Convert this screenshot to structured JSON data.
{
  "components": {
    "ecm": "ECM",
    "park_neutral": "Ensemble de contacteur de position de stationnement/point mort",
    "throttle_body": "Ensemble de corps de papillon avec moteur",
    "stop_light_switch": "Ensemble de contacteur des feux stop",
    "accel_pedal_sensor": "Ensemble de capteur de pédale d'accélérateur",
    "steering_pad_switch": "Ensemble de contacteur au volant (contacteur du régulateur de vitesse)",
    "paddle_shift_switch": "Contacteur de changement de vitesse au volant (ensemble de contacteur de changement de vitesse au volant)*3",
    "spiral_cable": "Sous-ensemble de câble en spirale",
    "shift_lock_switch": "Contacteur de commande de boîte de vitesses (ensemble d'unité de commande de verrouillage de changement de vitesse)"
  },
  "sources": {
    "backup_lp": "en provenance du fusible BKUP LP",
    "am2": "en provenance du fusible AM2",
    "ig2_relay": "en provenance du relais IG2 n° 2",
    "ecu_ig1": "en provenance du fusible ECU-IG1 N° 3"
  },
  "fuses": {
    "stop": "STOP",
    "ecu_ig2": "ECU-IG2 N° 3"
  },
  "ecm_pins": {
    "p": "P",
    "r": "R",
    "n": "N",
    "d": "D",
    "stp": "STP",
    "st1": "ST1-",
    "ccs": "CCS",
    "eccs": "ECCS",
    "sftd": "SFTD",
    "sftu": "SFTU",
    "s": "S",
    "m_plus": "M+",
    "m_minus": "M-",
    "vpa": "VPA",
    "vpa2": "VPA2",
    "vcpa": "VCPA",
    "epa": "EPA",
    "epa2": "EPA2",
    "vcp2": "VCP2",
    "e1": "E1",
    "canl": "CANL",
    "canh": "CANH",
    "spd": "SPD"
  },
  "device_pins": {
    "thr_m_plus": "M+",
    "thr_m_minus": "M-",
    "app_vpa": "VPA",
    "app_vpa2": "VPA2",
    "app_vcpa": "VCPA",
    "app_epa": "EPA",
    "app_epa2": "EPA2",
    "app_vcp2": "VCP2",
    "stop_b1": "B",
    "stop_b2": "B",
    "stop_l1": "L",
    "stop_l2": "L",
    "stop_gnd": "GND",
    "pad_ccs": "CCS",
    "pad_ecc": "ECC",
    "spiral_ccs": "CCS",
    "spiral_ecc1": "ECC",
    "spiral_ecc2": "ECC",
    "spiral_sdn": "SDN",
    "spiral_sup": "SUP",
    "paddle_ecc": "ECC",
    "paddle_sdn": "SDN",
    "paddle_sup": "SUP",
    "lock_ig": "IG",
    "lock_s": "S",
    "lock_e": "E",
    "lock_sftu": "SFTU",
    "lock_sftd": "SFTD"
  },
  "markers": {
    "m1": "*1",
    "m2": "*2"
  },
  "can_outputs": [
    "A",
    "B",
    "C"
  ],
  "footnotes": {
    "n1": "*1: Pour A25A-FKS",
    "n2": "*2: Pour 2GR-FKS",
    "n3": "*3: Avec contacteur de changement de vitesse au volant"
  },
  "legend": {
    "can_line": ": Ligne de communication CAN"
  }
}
# # # # #
STATED EXERCISE: Pick out every line holding the string "changement" and return it.

FINISHED EXERCISE:
    "paddle_shift_switch": "Contacteur de changement de vitesse au volant (ensemble de contacteur de changement de vitesse au volant)*3",
    "shift_lock_switch": "Contacteur de commande de boîte de vitesses (ensemble d'unité de commande de verrouillage de changement de vitesse)"
    "n3": "*3: Avec contacteur de changement de vitesse au volant"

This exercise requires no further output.